**The request:** Each line containing the word "Mark" should be found and copied.

**Stored rows:**
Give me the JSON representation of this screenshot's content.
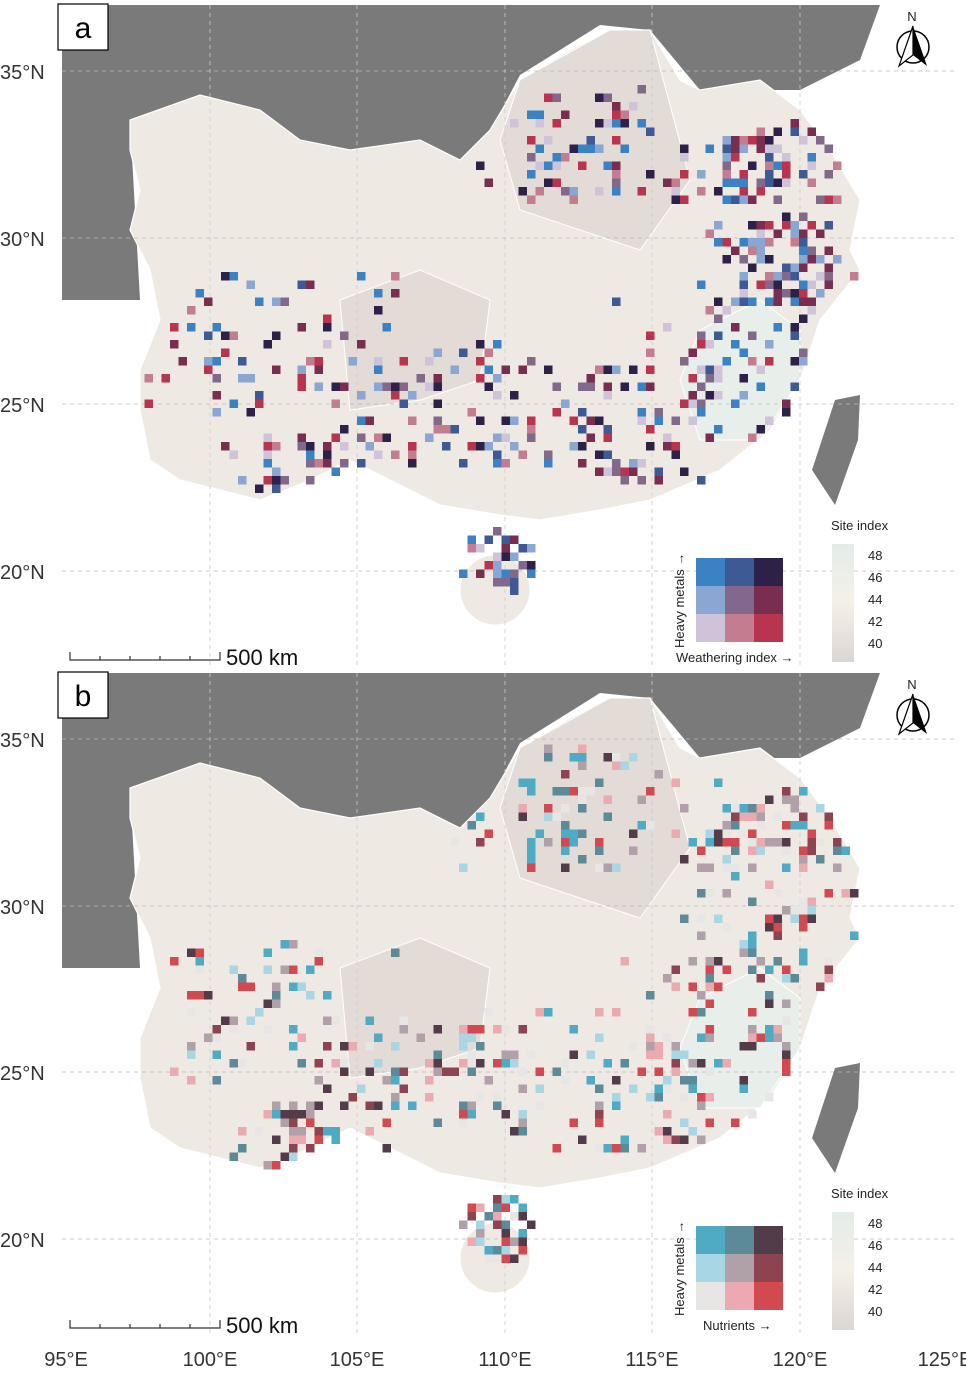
{
  "latitude_labels": [
    "35°N",
    "30°N",
    "25°N",
    "20°N"
  ],
  "longitude_labels": [
    "95°E",
    "100°E",
    "105°E",
    "110°E",
    "115°E",
    "120°E",
    "125°E"
  ],
  "panels": [
    {
      "label": "a",
      "scale_bar": "500 km",
      "north": "N",
      "legend": {
        "y_label": "Heavy metals →",
        "x_label": "Weathering index →",
        "colors": [
          [
            "#3b82c4",
            "#3d5a95",
            "#2e2149"
          ],
          [
            "#8aa6d2",
            "#82698c",
            "#7a2e4f"
          ],
          [
            "#cfc3da",
            "#c47c90",
            "#b9344f"
          ]
        ]
      },
      "site_index": {
        "title": "Site index",
        "ticks": [
          "48",
          "46",
          "44",
          "42",
          "40"
        ]
      }
    },
    {
      "label": "b",
      "scale_bar": "500 km",
      "north": "N",
      "legend": {
        "y_label": "Heavy metals →",
        "x_label": "Nutrients →",
        "colors": [
          [
            "#4faac4",
            "#5c8a98",
            "#523c4a"
          ],
          [
            "#a9d6e4",
            "#b0a0a8",
            "#8e4450"
          ],
          [
            "#e8e6e4",
            "#eaaab0",
            "#d24a50"
          ]
        ]
      },
      "site_index": {
        "title": "Site index",
        "ticks": [
          "48",
          "46",
          "44",
          "42",
          "40"
        ]
      }
    }
  ],
  "colors": {
    "neighbor_land": "#7a7a7a",
    "study_area": "#efe9e3",
    "study_area_dark": "#e2dbd6",
    "site_index_ramp": [
      "#e4ece8",
      "#f4f0e8",
      "#dcd6d2"
    ]
  }
}
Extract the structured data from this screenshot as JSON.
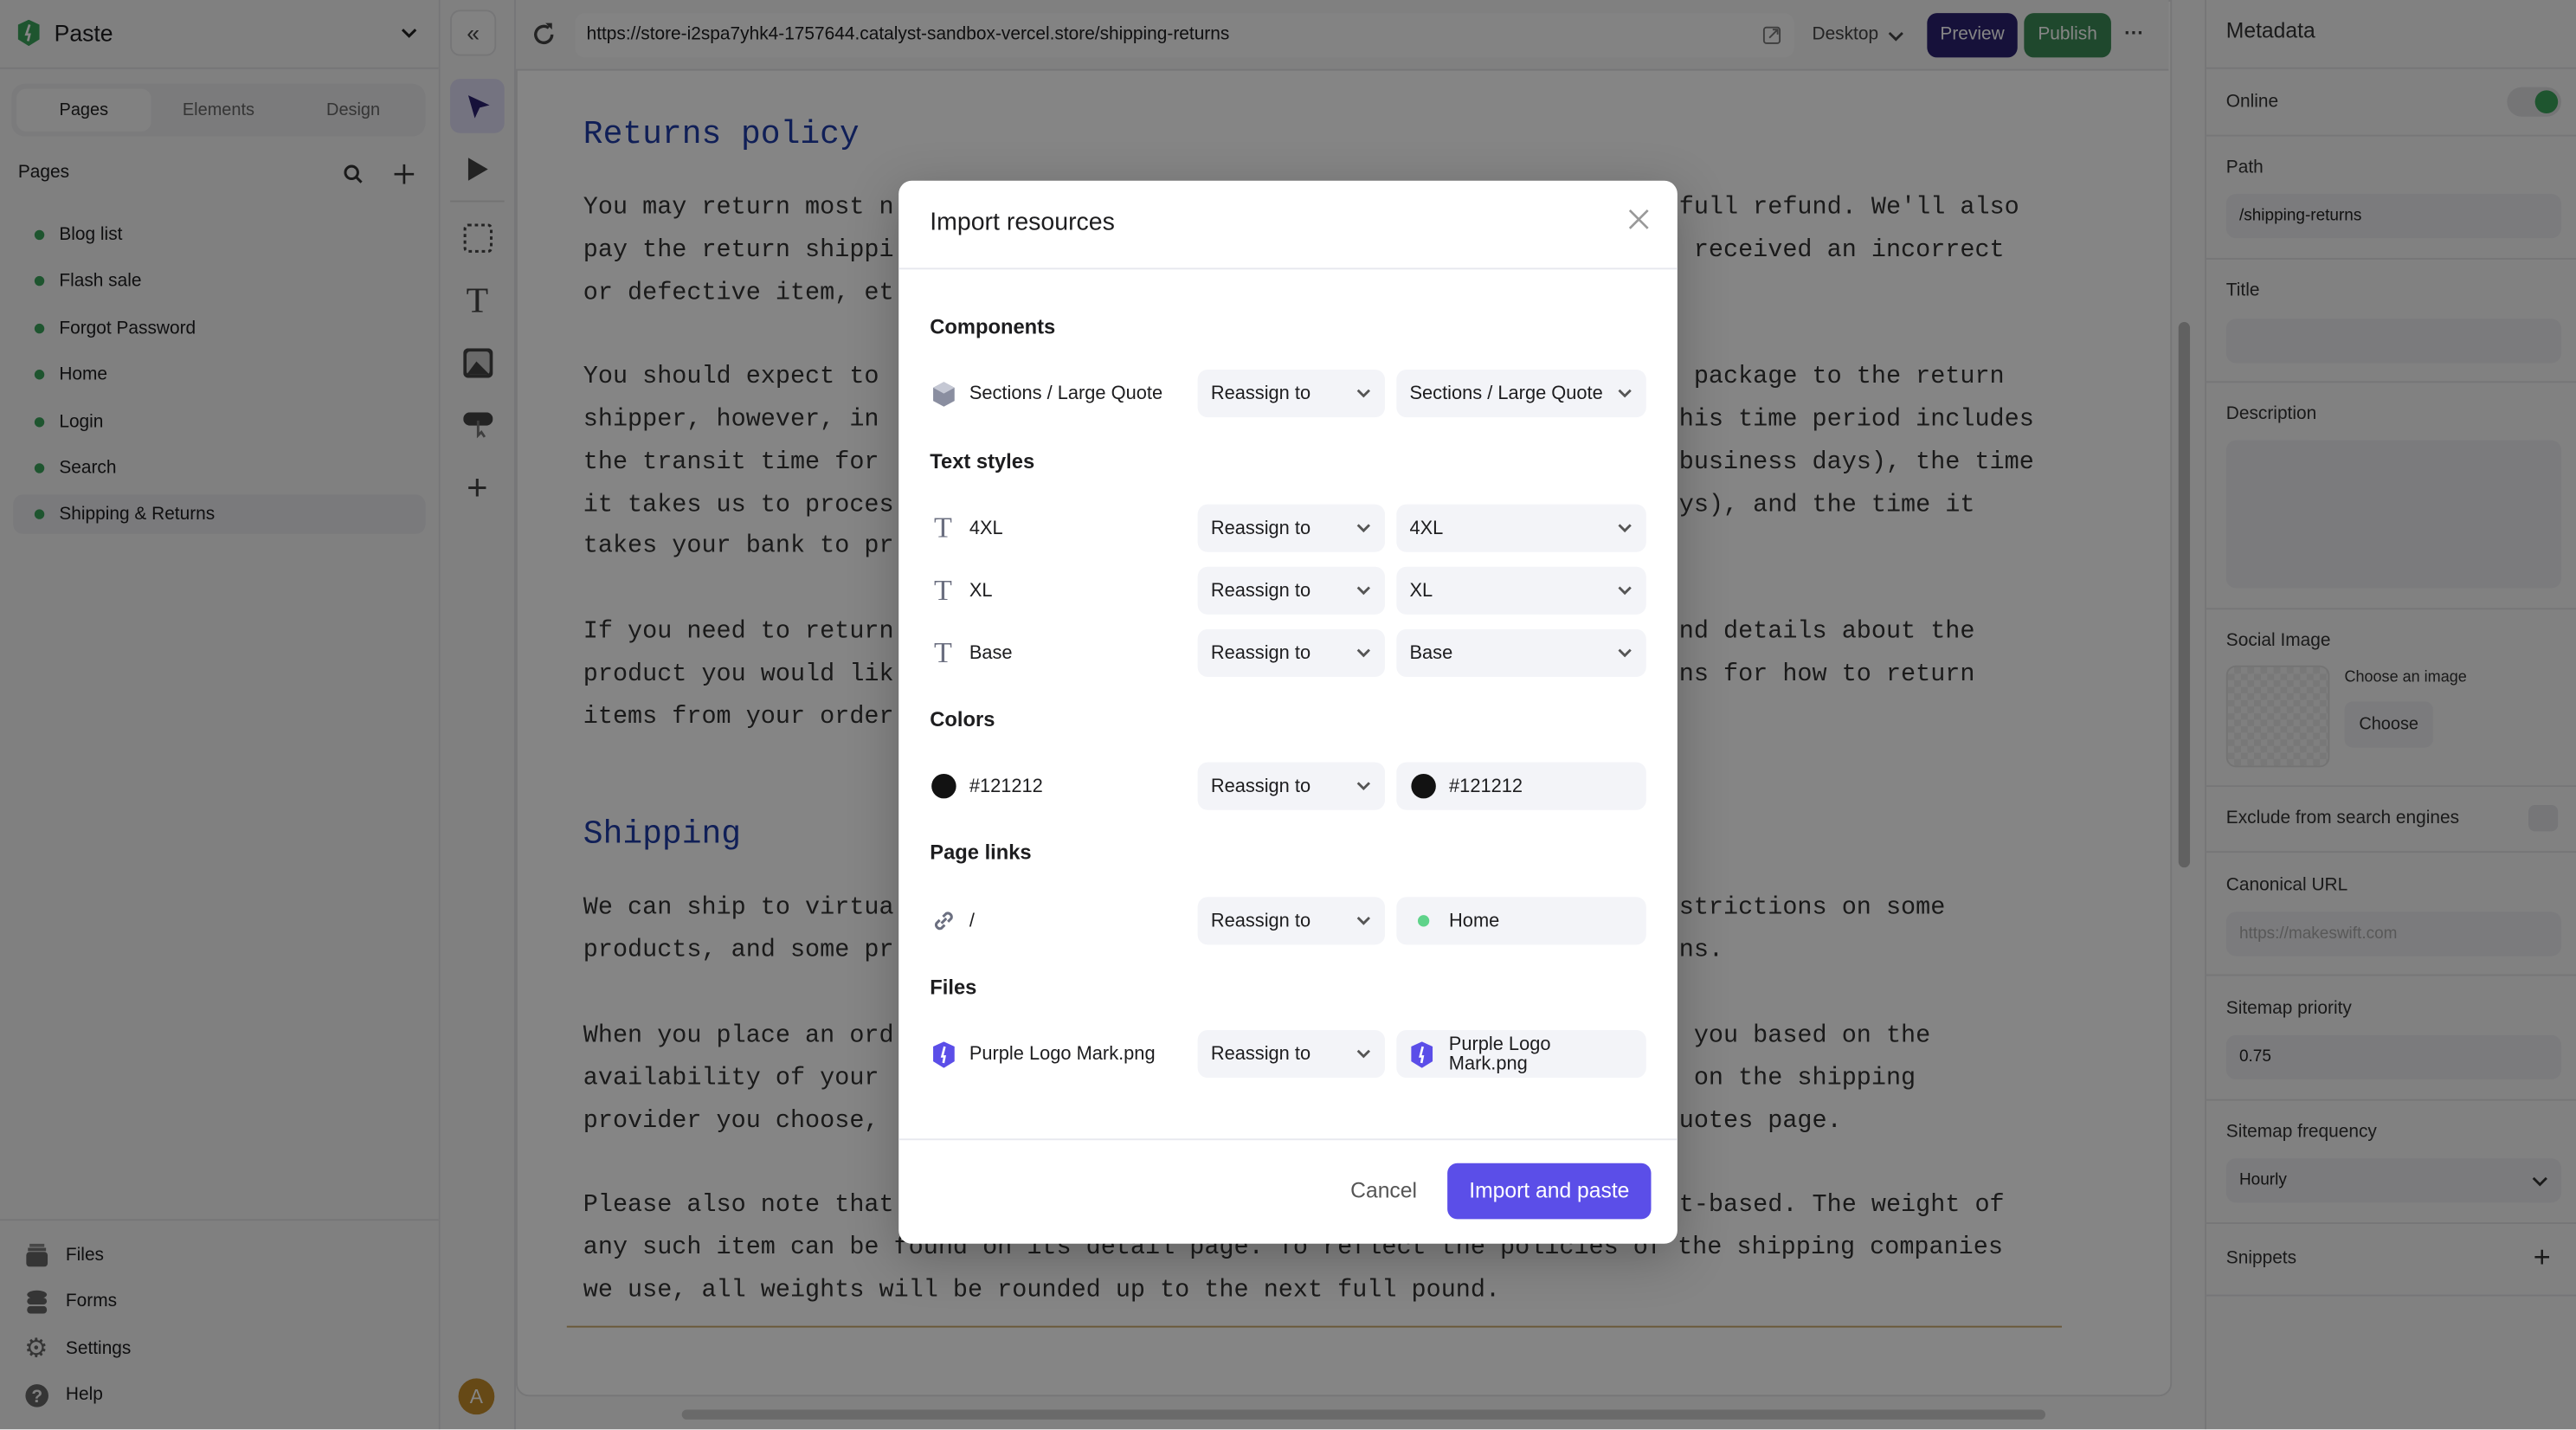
{
  "project": {
    "name": "Paste"
  },
  "sidebar": {
    "tabs": [
      "Pages",
      "Elements",
      "Design"
    ],
    "active_tab": "Pages",
    "pages_heading": "Pages",
    "pages": [
      "Blog list",
      "Flash sale",
      "Forgot Password",
      "Home",
      "Login",
      "Search",
      "Shipping & Returns"
    ],
    "active_page": "Shipping & Returns",
    "bottom": [
      {
        "label": "Files",
        "icon": "files-icon"
      },
      {
        "label": "Forms",
        "icon": "database-icon"
      },
      {
        "label": "Settings",
        "icon": "gear-icon"
      },
      {
        "label": "Help",
        "icon": "help-icon"
      }
    ],
    "avatar": "A"
  },
  "toolbar": {
    "url": "https://store-i2spa7yhk4-1757644.catalyst-sandbox-vercel.store/shipping-returns",
    "device": "Desktop",
    "preview": "Preview",
    "publish": "Publish",
    "more": "···"
  },
  "colors": {
    "preview": "#2b2170",
    "publish": "#3d8b57",
    "accent": "#5b4ee8",
    "online": "#3aa35a"
  },
  "canvas": {
    "heading1": "Returns policy",
    "lines1": [
      [
        "You may return most n",
        "full refund. We'll also"
      ],
      [
        "pay the return shippi",
        " received an incorrect"
      ],
      [
        "or defective item, et",
        ""
      ],
      [
        "You should expect to",
        " package to the return"
      ],
      [
        "shipper, however, in",
        "his time period includes"
      ],
      [
        "the transit time for",
        "business days), the time"
      ],
      [
        "it takes us to proces",
        "ys), and the time it"
      ],
      [
        "takes your bank to pr",
        ""
      ],
      [
        "If you need to return",
        "nd details about the"
      ],
      [
        "product you would lik",
        "ns for how to return"
      ],
      [
        "items from your order",
        ""
      ]
    ],
    "heading2": "Shipping",
    "lines2": [
      [
        "We can ship to virtua",
        "strictions on some"
      ],
      [
        "products, and some pr",
        "ns."
      ],
      [
        "When you place an ord",
        " you based on the"
      ],
      [
        "availability of your",
        " on the shipping"
      ],
      [
        "provider you choose,",
        "uotes page."
      ],
      [
        "Please also note that",
        "t-based. The weight of"
      ]
    ],
    "line_full_1": "any such item can be found on its detail page. To reflect the policies of the shipping companies",
    "line_full_2": "we use, all weights will be rounded up to the next full pound."
  },
  "metadata": {
    "title": "Metadata",
    "online_label": "Online",
    "online": true,
    "path_label": "Path",
    "path": "/shipping-returns",
    "title_label": "Title",
    "title_value": "",
    "description_label": "Description",
    "social_label": "Social Image",
    "choose_image": "Choose an image",
    "choose": "Choose",
    "exclude_label": "Exclude from search engines",
    "exclude": false,
    "canonical_label": "Canonical URL",
    "canonical_placeholder": "https://makeswift.com",
    "priority_label": "Sitemap priority",
    "priority": "0.75",
    "frequency_label": "Sitemap frequency",
    "frequency": "Hourly",
    "snippets_label": "Snippets"
  },
  "modal": {
    "title": "Import resources",
    "cancel": "Cancel",
    "confirm": "Import and paste",
    "reassign": "Reassign to",
    "sections": {
      "components": {
        "title": "Components",
        "items": [
          {
            "name": "Sections / Large Quote",
            "target": "Sections / Large Quote"
          }
        ]
      },
      "text_styles": {
        "title": "Text styles",
        "items": [
          {
            "name": "4XL",
            "target": "4XL"
          },
          {
            "name": "XL",
            "target": "XL"
          },
          {
            "name": "Base",
            "target": "Base"
          }
        ]
      },
      "colors": {
        "title": "Colors",
        "items": [
          {
            "name": "#121212",
            "target": "#121212",
            "swatch": "#121212"
          }
        ]
      },
      "page_links": {
        "title": "Page links",
        "items": [
          {
            "name": "/",
            "target": "Home"
          }
        ]
      },
      "files": {
        "title": "Files",
        "items": [
          {
            "name": "Purple Logo Mark.png",
            "target": "Purple Logo Mark.png"
          }
        ]
      }
    }
  }
}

**Completed task:**
            "name": "Purple Logo Mark.png",
            "target": "Purple Logo Mark.png"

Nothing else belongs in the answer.